State how many lines hold the word "Corrected", with no other words.

# start of DATA EXCERPTS

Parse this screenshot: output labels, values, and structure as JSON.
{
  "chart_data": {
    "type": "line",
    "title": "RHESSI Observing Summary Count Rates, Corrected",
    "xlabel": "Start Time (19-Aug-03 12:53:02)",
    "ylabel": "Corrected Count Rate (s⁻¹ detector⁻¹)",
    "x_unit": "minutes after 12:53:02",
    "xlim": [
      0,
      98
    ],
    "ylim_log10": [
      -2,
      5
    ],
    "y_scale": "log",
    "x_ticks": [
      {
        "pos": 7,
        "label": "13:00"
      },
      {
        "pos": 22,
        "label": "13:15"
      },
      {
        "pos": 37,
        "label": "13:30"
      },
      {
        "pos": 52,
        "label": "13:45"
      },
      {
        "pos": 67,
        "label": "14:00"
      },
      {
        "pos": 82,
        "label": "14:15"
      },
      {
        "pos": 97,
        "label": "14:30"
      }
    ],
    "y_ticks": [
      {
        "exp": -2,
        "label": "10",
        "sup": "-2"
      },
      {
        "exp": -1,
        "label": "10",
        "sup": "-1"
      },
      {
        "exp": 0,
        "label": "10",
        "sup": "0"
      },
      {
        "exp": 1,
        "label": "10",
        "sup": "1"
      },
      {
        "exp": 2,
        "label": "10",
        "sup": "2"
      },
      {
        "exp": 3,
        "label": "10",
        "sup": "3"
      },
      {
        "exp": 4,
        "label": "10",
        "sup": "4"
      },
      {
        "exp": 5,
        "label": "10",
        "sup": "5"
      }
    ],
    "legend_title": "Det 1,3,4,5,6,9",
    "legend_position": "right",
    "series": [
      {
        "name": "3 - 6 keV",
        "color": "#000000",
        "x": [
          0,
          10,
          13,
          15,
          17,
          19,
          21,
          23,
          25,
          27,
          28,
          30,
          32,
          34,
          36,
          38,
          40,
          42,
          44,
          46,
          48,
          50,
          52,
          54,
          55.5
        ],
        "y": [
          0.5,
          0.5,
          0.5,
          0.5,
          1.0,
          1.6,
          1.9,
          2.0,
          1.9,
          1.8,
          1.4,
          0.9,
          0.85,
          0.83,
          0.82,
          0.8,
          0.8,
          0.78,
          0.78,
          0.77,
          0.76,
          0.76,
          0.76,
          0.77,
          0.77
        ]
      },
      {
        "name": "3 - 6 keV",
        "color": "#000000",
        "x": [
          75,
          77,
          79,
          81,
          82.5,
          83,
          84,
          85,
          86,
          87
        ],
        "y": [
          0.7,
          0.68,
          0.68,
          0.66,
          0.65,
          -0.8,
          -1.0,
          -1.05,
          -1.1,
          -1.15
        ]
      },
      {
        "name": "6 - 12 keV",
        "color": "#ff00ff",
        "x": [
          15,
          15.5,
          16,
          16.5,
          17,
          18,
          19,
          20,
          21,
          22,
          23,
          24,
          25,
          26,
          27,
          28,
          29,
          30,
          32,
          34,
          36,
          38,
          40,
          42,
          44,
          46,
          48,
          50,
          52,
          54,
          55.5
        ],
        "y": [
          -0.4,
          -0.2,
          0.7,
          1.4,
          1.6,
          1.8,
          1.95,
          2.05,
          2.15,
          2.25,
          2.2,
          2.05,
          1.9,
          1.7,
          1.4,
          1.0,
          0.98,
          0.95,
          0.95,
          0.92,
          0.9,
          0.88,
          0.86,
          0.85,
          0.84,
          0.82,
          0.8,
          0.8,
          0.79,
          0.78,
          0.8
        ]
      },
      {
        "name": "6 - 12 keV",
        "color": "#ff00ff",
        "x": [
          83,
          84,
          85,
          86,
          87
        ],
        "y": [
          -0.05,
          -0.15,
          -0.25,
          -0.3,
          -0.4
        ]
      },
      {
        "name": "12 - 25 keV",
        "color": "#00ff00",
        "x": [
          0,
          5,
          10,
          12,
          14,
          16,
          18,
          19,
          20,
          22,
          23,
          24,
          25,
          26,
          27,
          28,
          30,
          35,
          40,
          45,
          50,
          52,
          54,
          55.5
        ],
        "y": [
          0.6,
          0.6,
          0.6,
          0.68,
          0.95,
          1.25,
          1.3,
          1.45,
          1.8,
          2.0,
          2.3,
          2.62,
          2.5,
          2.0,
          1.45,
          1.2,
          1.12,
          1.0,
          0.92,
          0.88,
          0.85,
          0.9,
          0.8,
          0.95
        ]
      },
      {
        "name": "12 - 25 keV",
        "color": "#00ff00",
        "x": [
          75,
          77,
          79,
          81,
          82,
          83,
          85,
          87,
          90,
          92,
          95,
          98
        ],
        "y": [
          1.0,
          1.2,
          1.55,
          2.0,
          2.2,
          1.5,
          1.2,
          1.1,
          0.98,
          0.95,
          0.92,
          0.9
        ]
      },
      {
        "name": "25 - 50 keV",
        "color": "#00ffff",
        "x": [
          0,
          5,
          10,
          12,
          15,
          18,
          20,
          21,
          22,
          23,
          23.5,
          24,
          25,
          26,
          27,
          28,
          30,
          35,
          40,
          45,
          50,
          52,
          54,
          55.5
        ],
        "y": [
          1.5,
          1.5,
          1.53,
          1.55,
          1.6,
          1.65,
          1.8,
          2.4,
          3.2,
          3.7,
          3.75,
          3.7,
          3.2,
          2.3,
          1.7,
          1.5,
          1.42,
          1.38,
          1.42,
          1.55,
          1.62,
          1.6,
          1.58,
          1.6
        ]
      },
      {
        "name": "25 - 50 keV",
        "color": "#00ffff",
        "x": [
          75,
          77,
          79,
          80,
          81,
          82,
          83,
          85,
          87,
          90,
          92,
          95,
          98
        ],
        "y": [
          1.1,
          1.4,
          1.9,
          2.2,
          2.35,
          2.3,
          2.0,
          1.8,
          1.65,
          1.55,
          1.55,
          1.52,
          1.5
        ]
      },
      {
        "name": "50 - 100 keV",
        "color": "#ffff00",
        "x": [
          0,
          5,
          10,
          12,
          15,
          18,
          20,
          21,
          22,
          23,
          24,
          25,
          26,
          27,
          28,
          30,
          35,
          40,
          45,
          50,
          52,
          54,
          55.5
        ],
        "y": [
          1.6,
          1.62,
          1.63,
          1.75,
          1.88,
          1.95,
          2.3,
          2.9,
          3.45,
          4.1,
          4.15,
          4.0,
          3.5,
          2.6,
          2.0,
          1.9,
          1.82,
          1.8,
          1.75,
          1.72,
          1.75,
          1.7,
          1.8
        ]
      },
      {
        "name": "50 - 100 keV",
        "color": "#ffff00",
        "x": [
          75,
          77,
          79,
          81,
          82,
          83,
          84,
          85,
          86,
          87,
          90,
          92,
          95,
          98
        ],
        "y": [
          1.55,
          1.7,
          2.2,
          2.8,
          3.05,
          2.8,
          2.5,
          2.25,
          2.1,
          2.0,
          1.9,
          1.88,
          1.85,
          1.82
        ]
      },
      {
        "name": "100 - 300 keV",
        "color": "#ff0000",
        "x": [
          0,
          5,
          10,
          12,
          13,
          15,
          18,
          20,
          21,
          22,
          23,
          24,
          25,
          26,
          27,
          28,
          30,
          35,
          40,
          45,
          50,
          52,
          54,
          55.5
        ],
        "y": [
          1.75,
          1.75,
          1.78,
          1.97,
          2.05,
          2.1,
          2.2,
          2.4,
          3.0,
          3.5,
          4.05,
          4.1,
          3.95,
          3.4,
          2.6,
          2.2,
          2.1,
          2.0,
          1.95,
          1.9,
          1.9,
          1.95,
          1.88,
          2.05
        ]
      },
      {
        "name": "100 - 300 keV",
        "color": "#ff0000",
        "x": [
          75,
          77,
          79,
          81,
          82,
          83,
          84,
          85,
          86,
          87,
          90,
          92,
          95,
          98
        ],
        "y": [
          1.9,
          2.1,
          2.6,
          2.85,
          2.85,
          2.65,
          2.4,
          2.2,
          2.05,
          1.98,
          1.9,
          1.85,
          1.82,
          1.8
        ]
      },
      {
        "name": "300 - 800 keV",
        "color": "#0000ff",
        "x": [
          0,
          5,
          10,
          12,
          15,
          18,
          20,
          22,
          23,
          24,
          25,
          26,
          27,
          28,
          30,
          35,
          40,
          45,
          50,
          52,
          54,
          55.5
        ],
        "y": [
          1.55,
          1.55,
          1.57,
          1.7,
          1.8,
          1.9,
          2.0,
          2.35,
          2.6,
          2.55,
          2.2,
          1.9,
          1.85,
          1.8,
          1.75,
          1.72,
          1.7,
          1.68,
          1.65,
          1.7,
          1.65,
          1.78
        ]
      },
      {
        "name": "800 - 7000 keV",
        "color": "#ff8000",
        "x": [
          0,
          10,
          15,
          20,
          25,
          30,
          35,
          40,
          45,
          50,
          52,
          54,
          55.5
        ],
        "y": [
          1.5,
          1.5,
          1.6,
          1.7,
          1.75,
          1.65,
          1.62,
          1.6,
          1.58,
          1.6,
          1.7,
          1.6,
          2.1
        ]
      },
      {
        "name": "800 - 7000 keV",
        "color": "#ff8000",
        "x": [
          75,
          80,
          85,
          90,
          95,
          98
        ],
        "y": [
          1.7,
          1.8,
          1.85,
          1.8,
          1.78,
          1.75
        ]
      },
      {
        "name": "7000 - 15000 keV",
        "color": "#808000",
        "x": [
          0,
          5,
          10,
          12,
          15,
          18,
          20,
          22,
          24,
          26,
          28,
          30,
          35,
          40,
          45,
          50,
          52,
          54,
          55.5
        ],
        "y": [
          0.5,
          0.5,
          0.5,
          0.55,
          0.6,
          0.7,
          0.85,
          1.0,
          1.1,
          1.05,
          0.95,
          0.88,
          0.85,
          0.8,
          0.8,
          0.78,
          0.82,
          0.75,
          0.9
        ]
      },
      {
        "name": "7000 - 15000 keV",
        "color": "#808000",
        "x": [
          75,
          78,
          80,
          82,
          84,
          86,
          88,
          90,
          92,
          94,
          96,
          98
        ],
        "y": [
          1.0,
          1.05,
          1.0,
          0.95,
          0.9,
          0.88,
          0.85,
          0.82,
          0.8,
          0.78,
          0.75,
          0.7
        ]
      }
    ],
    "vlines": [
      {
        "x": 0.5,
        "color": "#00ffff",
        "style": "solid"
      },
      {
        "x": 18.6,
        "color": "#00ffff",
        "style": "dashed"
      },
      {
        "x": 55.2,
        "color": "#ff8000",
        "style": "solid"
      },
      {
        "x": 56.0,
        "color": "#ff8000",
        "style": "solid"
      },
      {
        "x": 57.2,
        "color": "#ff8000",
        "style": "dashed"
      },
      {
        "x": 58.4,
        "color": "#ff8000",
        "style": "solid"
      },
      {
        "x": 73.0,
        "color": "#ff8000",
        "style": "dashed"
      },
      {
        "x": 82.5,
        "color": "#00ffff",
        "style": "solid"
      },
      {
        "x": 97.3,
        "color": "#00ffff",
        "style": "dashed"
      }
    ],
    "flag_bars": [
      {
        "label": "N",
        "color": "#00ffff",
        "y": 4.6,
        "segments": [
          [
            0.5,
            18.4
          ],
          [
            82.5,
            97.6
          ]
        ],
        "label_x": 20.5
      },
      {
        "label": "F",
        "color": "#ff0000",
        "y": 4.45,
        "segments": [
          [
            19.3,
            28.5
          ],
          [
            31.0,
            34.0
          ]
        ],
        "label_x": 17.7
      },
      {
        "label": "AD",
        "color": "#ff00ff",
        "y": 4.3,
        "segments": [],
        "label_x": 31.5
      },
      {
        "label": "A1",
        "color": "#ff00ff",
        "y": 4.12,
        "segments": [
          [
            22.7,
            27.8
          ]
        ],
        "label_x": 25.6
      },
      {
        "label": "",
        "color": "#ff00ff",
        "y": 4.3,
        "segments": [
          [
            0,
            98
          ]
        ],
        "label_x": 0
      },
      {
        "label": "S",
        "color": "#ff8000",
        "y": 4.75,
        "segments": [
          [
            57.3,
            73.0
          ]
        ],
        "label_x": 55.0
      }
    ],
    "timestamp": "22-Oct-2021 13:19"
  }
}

# end of DATA EXCERPTS

▶ **RIGHT ANSWER**
2